WHAT TO PRODUCE: Within the data below, state how many lines contain the string "name". Provide the number only.

# GIVEN DATA start

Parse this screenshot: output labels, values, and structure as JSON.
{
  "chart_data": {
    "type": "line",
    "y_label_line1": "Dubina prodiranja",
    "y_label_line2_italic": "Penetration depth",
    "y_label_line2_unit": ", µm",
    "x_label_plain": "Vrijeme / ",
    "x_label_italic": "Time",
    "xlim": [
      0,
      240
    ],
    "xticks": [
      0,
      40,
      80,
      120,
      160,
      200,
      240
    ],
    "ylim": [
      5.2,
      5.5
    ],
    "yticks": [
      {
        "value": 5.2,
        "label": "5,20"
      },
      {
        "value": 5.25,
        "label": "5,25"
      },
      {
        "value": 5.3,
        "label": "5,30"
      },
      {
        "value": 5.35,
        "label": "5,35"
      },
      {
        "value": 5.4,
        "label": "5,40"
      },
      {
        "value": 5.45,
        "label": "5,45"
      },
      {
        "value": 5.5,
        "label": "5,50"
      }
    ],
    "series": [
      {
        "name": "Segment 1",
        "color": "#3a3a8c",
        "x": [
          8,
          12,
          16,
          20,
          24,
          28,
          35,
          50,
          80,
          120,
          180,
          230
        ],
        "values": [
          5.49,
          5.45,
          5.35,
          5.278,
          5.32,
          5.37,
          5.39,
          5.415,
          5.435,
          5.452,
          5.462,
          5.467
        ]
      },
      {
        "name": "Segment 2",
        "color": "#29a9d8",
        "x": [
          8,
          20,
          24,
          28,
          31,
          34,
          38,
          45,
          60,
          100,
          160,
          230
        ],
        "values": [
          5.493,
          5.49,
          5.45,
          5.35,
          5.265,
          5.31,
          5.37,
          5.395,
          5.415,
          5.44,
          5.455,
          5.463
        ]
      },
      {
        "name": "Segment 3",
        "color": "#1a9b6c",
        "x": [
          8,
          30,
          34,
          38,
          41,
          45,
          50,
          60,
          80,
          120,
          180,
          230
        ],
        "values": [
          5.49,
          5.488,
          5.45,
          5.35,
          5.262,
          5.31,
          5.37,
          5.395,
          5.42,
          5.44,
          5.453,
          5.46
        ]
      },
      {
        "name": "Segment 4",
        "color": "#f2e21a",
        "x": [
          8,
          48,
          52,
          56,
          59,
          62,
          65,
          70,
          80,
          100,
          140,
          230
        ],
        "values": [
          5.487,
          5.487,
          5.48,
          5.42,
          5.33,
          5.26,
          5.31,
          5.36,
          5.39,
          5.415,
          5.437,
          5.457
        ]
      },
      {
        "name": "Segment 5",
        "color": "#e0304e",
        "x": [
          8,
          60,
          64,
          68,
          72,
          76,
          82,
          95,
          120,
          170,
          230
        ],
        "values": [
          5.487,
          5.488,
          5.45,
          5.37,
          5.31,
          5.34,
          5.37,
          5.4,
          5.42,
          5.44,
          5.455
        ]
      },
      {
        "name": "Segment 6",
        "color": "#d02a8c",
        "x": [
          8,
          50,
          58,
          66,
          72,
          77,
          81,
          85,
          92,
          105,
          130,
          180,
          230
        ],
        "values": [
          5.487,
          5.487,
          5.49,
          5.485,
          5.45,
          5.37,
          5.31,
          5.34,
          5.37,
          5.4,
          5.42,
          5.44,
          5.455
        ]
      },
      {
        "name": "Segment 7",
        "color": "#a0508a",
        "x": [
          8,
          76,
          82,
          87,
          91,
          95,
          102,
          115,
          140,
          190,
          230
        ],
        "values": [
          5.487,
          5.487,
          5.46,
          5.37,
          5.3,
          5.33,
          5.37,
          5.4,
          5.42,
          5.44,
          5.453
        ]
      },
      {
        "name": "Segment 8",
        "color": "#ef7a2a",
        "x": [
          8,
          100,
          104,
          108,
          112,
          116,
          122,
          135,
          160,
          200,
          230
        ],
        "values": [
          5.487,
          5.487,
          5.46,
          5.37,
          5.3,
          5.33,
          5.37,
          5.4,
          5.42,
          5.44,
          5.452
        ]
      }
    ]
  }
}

# GIVEN DATA end

RESULT FOR THIS TASK: 8